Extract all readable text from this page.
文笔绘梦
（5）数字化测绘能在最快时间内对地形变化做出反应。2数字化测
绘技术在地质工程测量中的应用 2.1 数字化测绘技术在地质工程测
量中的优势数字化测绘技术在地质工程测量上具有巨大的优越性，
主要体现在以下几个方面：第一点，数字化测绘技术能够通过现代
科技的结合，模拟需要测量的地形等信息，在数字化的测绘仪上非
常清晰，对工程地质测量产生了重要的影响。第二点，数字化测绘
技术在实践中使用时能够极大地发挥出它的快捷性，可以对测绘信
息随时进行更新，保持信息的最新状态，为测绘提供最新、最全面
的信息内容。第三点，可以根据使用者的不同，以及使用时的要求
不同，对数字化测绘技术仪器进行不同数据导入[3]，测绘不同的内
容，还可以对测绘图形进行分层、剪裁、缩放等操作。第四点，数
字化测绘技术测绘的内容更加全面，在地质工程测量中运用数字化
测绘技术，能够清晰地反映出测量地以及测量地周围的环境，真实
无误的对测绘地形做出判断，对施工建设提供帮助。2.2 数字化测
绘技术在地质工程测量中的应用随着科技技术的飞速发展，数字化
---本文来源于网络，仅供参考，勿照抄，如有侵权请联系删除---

### What you should do
Extract every record and return it verbatim.

### Answer for the task
Extract all readable text from this page.
文笔绘梦
（5）数字化测绘能在最快时间内对地形变化做出反应。2数字化测
绘技术在地质工程测量中的应用 2.1 数字化测绘技术在地质工程测
量中的优势数字化测绘技术在地质工程测量上具有巨大的优越性，
主要体现在以下几个方面：第一点，数字化测绘技术能够通过现代
科技的结合，模拟需要测量的地形等信息，在数字化的测绘仪上非
常清晰，对工程地质测量产生了重要的影响。第二点，数字化测绘
技术在实践中使用时能够极大地发挥出它的快捷性，可以对测绘信
息随时进行更新，保持信息的最新状态，为测绘提供最新、最全面
的信息内容。第三点，可以根据使用者的不同，以及使用时的要求
不同，对数字化测绘技术仪器进行不同数据导入[3]，测绘不同的内
容，还可以对测绘图形进行分层、剪裁、缩放等操作。第四点，数
字化测绘技术测绘的内容更加全面，在地质工程测量中运用数字化
测绘技术，能够清晰地反映出测量地以及测量地周围的环境，真实
无误的对测绘地形做出判断，对施工建设提供帮助。2.2 数字化测
绘技术在地质工程测量中的应用随着科技技术的飞速发展，数字化
---本文来源于网络，仅供参考，勿照抄，如有侵权请联系删除---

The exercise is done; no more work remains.